The data -
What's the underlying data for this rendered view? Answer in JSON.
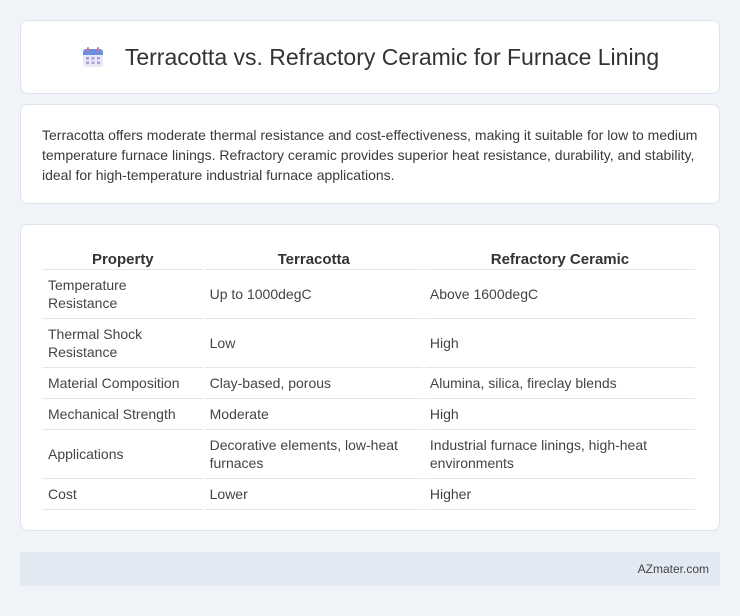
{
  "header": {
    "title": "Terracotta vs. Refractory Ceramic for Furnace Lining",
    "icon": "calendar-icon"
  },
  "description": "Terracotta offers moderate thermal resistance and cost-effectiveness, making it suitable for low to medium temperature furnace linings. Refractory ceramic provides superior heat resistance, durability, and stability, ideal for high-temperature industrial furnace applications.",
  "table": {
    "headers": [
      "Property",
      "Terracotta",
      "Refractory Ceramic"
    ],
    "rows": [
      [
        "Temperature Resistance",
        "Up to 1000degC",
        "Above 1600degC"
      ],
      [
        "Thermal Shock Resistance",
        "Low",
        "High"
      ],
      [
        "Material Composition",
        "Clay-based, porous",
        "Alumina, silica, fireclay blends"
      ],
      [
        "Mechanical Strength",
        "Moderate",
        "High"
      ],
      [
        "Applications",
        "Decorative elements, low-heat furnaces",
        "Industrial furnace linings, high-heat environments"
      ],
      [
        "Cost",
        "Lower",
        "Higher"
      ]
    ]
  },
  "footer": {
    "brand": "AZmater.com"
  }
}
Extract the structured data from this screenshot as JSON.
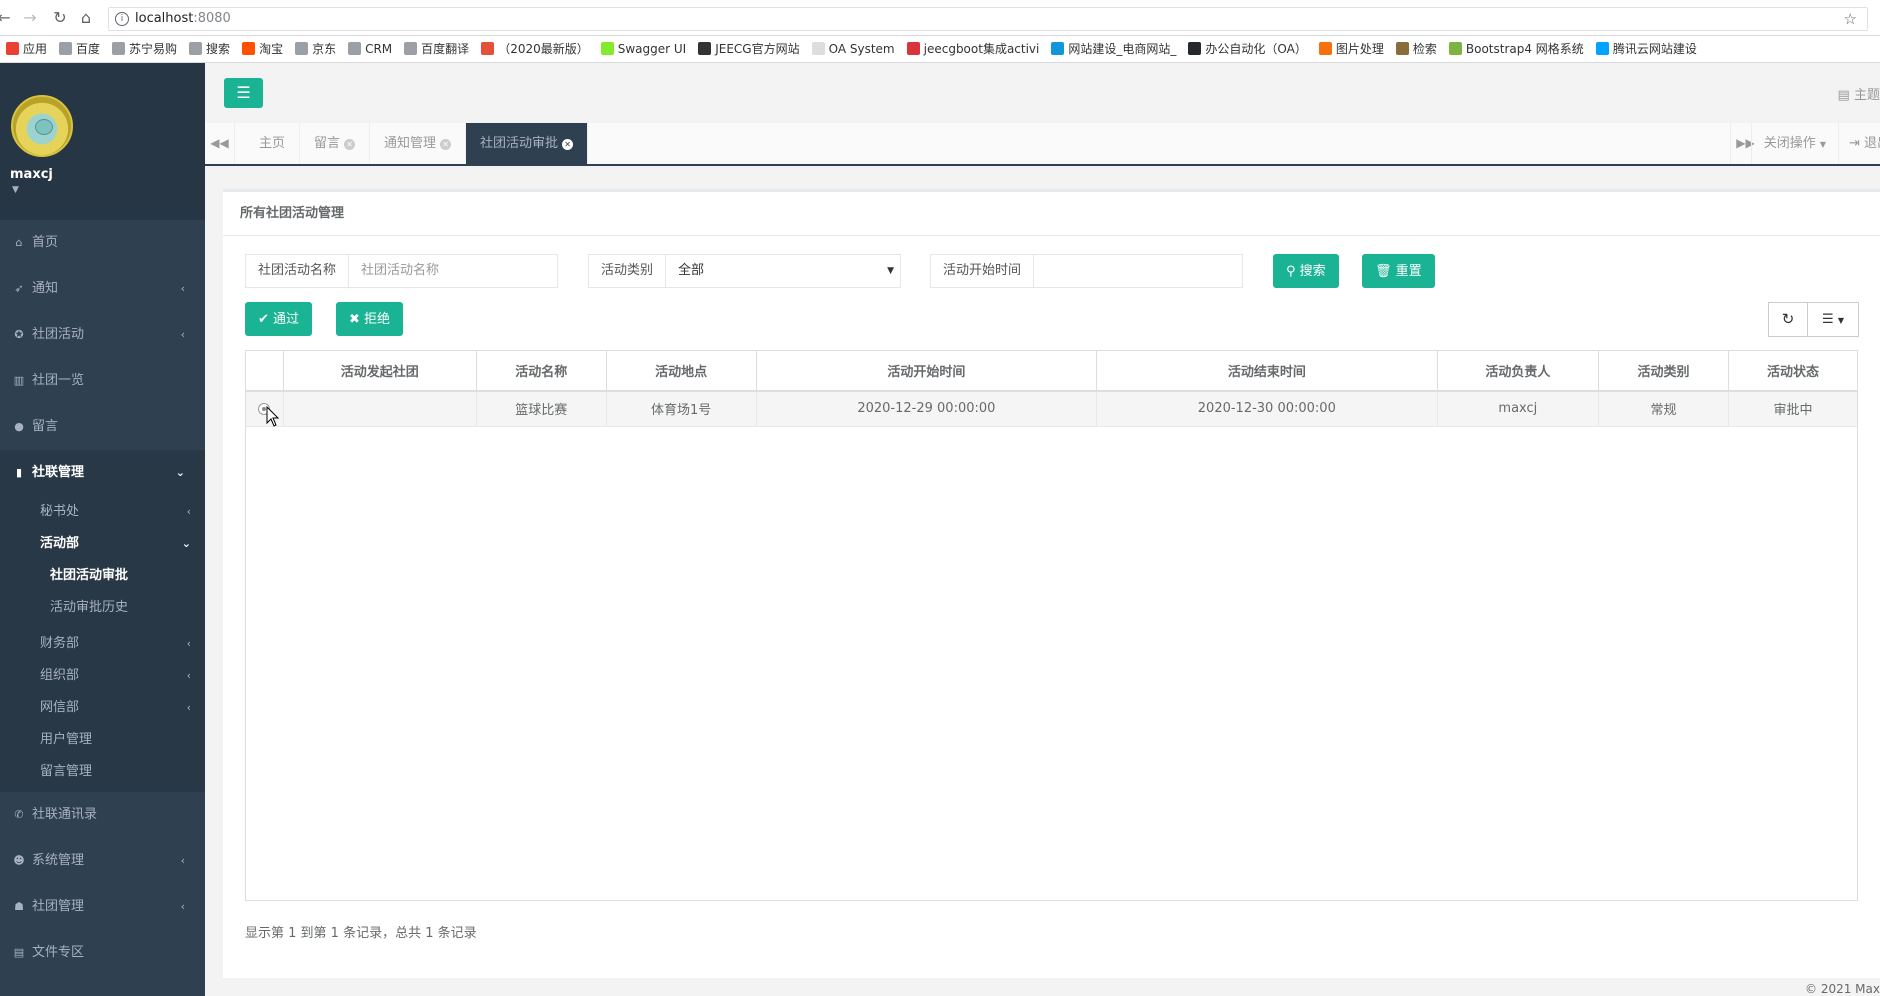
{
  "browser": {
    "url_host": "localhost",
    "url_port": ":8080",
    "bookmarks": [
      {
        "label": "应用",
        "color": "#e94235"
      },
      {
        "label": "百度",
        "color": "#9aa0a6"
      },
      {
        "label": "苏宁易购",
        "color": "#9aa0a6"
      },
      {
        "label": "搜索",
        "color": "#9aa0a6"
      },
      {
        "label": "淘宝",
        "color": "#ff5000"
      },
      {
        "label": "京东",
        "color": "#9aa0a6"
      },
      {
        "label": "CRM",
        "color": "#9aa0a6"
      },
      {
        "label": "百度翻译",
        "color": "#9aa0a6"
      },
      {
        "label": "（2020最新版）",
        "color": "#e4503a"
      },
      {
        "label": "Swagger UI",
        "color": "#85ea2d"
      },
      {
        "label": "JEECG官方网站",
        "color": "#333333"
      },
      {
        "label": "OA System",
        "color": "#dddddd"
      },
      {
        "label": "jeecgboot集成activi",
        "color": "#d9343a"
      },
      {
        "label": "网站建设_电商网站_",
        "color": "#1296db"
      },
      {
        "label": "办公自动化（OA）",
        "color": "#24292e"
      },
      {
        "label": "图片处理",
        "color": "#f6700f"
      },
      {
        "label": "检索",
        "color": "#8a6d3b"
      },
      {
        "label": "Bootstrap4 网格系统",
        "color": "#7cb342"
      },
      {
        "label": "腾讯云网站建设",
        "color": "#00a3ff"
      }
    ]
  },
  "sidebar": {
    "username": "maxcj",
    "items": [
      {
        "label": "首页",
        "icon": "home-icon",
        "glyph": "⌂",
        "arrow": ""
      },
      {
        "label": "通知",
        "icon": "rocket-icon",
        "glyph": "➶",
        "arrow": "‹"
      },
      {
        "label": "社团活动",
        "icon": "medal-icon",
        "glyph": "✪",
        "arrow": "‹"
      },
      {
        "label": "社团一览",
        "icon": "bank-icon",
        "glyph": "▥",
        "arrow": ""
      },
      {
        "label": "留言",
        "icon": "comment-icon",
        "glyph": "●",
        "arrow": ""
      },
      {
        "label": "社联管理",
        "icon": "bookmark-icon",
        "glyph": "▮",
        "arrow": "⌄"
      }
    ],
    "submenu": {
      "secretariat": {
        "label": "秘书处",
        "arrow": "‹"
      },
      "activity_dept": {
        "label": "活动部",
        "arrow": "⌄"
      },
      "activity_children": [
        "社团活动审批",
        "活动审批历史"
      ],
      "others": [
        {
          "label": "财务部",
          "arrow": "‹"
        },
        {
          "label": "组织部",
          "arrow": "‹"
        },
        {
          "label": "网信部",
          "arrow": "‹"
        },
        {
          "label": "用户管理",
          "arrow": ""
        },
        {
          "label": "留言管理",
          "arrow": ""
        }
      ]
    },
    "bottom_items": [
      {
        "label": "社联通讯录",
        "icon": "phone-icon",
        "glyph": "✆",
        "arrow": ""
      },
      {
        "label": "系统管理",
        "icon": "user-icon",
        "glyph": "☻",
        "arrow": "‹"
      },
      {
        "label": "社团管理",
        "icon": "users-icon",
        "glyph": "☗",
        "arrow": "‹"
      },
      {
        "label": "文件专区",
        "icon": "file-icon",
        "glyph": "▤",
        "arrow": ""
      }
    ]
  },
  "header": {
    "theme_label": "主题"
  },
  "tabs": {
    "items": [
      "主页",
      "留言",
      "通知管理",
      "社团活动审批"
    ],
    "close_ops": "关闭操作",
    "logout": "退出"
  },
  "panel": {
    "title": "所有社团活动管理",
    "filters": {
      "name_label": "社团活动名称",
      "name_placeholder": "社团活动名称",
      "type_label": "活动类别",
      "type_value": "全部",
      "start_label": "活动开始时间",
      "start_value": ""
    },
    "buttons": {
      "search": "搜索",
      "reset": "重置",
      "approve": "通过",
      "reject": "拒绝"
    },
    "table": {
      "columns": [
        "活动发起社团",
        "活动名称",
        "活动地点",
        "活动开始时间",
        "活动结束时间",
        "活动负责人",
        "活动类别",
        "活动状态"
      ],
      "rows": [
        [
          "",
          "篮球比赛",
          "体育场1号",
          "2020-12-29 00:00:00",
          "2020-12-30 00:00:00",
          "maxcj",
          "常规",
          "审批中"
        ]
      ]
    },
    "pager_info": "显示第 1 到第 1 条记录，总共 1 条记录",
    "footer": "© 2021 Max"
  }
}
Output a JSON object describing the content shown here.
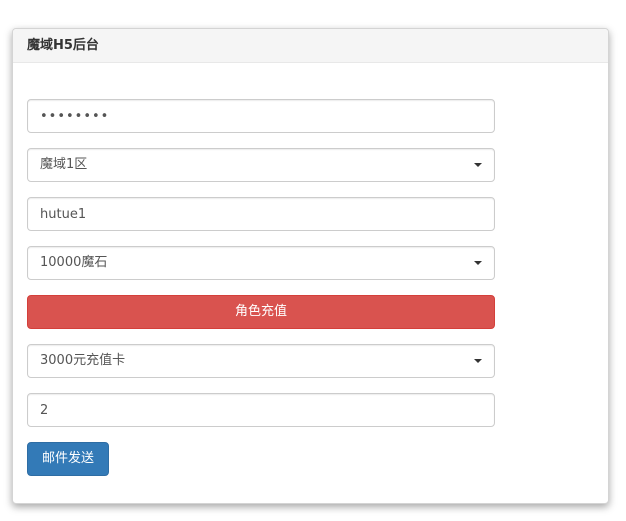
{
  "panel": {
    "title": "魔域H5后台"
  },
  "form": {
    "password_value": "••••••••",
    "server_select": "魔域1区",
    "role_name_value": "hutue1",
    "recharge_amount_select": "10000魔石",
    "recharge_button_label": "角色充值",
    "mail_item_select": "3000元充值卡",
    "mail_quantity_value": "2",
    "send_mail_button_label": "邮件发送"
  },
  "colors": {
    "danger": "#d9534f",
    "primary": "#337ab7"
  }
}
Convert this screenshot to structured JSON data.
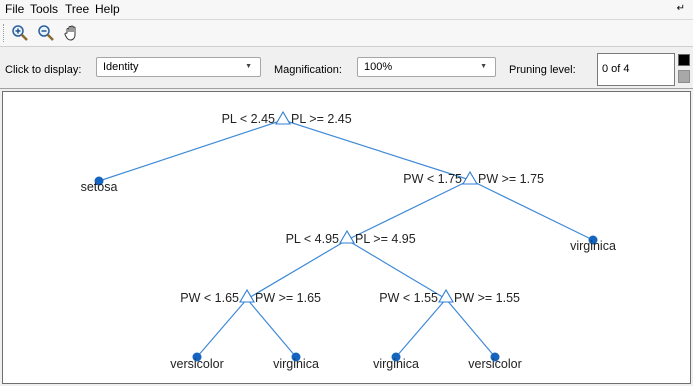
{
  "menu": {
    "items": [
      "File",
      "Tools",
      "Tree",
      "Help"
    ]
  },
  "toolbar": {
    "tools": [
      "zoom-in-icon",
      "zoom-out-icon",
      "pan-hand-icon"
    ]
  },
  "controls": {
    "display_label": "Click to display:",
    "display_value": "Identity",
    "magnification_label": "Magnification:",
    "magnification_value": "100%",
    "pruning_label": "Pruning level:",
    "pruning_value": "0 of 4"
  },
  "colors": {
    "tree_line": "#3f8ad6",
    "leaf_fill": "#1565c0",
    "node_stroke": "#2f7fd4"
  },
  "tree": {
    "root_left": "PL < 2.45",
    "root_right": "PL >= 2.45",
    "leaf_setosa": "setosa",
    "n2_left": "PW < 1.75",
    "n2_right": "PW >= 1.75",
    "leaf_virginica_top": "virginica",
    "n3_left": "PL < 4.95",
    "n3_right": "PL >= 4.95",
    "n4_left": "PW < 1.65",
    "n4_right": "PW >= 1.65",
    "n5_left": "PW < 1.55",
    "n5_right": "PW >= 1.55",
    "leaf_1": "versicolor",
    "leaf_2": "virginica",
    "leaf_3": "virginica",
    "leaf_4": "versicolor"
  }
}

What the task requires -
Leave the pictures out, and transcribe each of the records exactly.

Response to this task -
What's the underlying data for this rendered view? Answer in JSON.
{
  "header": {
    "title": "Terracotta vs. Refractory Ceramic for Furnace Lining",
    "icon": "calendar-icon"
  },
  "description": "Terracotta offers moderate thermal resistance and cost-effectiveness, making it suitable for low to medium temperature furnace linings. Refractory ceramic provides superior heat resistance, durability, and stability, ideal for high-temperature industrial furnace applications.",
  "table": {
    "headers": [
      "Property",
      "Terracotta",
      "Refractory Ceramic"
    ],
    "rows": [
      [
        "Temperature Resistance",
        "Up to 1000degC",
        "Above 1600degC"
      ],
      [
        "Thermal Shock Resistance",
        "Low",
        "High"
      ],
      [
        "Material Composition",
        "Clay-based, porous",
        "Alumina, silica, fireclay blends"
      ],
      [
        "Mechanical Strength",
        "Moderate",
        "High"
      ],
      [
        "Applications",
        "Decorative elements, low-heat furnaces",
        "Industrial furnace linings, high-heat environments"
      ],
      [
        "Cost",
        "Lower",
        "Higher"
      ]
    ]
  },
  "footer": {
    "brand": "AZmater.com"
  }
}
Extract the structured data from this screenshot as JSON.
{
  "browser": {
    "url_host": "localhost",
    "url_port": ":8080",
    "bookmarks": [
      {
        "label": "应用",
        "color": "#e94235"
      },
      {
        "label": "百度",
        "color": "#9aa0a6"
      },
      {
        "label": "苏宁易购",
        "color": "#9aa0a6"
      },
      {
        "label": "搜索",
        "color": "#9aa0a6"
      },
      {
        "label": "淘宝",
        "color": "#ff5000"
      },
      {
        "label": "京东",
        "color": "#9aa0a6"
      },
      {
        "label": "CRM",
        "color": "#9aa0a6"
      },
      {
        "label": "百度翻译",
        "color": "#9aa0a6"
      },
      {
        "label": "（2020最新版）",
        "color": "#e4503a"
      },
      {
        "label": "Swagger UI",
        "color": "#85ea2d"
      },
      {
        "label": "JEECG官方网站",
        "color": "#333333"
      },
      {
        "label": "OA System",
        "color": "#dddddd"
      },
      {
        "label": "jeecgboot集成activi",
        "color": "#d9343a"
      },
      {
        "label": "网站建设_电商网站_",
        "color": "#1296db"
      },
      {
        "label": "办公自动化（OA）",
        "color": "#24292e"
      },
      {
        "label": "图片处理",
        "color": "#f6700f"
      },
      {
        "label": "检索",
        "color": "#8a6d3b"
      },
      {
        "label": "Bootstrap4 网格系统",
        "color": "#7cb342"
      },
      {
        "label": "腾讯云网站建设",
        "color": "#00a3ff"
      }
    ]
  },
  "sidebar": {
    "username": "maxcj",
    "items": [
      {
        "label": "首页",
        "icon": "home-icon",
        "glyph": "⌂",
        "arrow": ""
      },
      {
        "label": "通知",
        "icon": "rocket-icon",
        "glyph": "➶",
        "arrow": "‹"
      },
      {
        "label": "社团活动",
        "icon": "medal-icon",
        "glyph": "✪",
        "arrow": "‹"
      },
      {
        "label": "社团一览",
        "icon": "bank-icon",
        "glyph": "▥",
        "arrow": ""
      },
      {
        "label": "留言",
        "icon": "comment-icon",
        "glyph": "●",
        "arrow": ""
      },
      {
        "label": "社联管理",
        "icon": "bookmark-icon",
        "glyph": "▮",
        "arrow": "⌄"
      }
    ],
    "submenu": {
      "secretariat": {
        "label": "秘书处",
        "arrow": "‹"
      },
      "activity_dept": {
        "label": "活动部",
        "arrow": "⌄"
      },
      "activity_children": [
        "社团活动审批",
        "活动审批历史"
      ],
      "others": [
        {
          "label": "财务部",
          "arrow": "‹"
        },
        {
          "label": "组织部",
          "arrow": "‹"
        },
        {
          "label": "网信部",
          "arrow": "‹"
        },
        {
          "label": "用户管理",
          "arrow": ""
        },
        {
          "label": "留言管理",
          "arrow": ""
        }
      ]
    },
    "bottom_items": [
      {
        "label": "社联通讯录",
        "icon": "phone-icon",
        "glyph": "✆",
        "arrow": ""
      },
      {
        "label": "系统管理",
        "icon": "user-icon",
        "glyph": "☻",
        "arrow": "‹"
      },
      {
        "label": "社团管理",
        "icon": "users-icon",
        "glyph": "☗",
        "arrow": "‹"
      },
      {
        "label": "文件专区",
        "icon": "file-icon",
        "glyph": "▤",
        "arrow": ""
      }
    ]
  },
  "header": {
    "theme_label": "主题"
  },
  "tabs": {
    "items": [
      "主页",
      "留言",
      "通知管理",
      "社团活动审批"
    ],
    "close_ops": "关闭操作",
    "logout": "退出"
  },
  "panel": {
    "title": "所有社团活动管理",
    "filters": {
      "name_label": "社团活动名称",
      "name_placeholder": "社团活动名称",
      "type_label": "活动类别",
      "type_value": "全部",
      "start_label": "活动开始时间",
      "start_value": ""
    },
    "buttons": {
      "search": "搜索",
      "reset": "重置",
      "approve": "通过",
      "reject": "拒绝"
    },
    "table": {
      "columns": [
        "活动发起社团",
        "活动名称",
        "活动地点",
        "活动开始时间",
        "活动结束时间",
        "活动负责人",
        "活动类别",
        "活动状态"
      ],
      "rows": [
        [
          "",
          "篮球比赛",
          "体育场1号",
          "2020-12-29 00:00:00",
          "2020-12-30 00:00:00",
          "maxcj",
          "常规",
          "审批中"
        ]
      ]
    },
    "pager_info": "显示第 1 到第 1 条记录，总共 1 条记录",
    "footer": "© 2021 Max"
  }
}
Output a JSON object describing the content shown here.
{
  "panel": {
    "title": "魔域H5后台"
  },
  "form": {
    "password_value": "••••••••",
    "server_select": "魔域1区",
    "role_name_value": "hutue1",
    "recharge_amount_select": "10000魔石",
    "recharge_button_label": "角色充值",
    "mail_item_select": "3000元充值卡",
    "mail_quantity_value": "2",
    "send_mail_button_label": "邮件发送"
  },
  "colors": {
    "danger": "#d9534f",
    "primary": "#337ab7"
  }
}
Convert this screenshot to structured JSON data.
{
  "menu": {
    "items": [
      "File",
      "Tools",
      "Tree",
      "Help"
    ]
  },
  "toolbar": {
    "tools": [
      "zoom-in-icon",
      "zoom-out-icon",
      "pan-hand-icon"
    ]
  },
  "controls": {
    "display_label": "Click to display:",
    "display_value": "Identity",
    "magnification_label": "Magnification:",
    "magnification_value": "100%",
    "pruning_label": "Pruning level:",
    "pruning_value": "0 of 4"
  },
  "colors": {
    "tree_line": "#3f8ad6",
    "leaf_fill": "#1565c0",
    "node_stroke": "#2f7fd4"
  },
  "tree": {
    "root_left": "PL < 2.45",
    "root_right": "PL >= 2.45",
    "leaf_setosa": "setosa",
    "n2_left": "PW < 1.75",
    "n2_right": "PW >= 1.75",
    "leaf_virginica_top": "virginica",
    "n3_left": "PL < 4.95",
    "n3_right": "PL >= 4.95",
    "n4_left": "PW < 1.65",
    "n4_right": "PW >= 1.65",
    "n5_left": "PW < 1.55",
    "n5_right": "PW >= 1.55",
    "leaf_1": "versicolor",
    "leaf_2": "virginica",
    "leaf_3": "virginica",
    "leaf_4": "versicolor"
  }
}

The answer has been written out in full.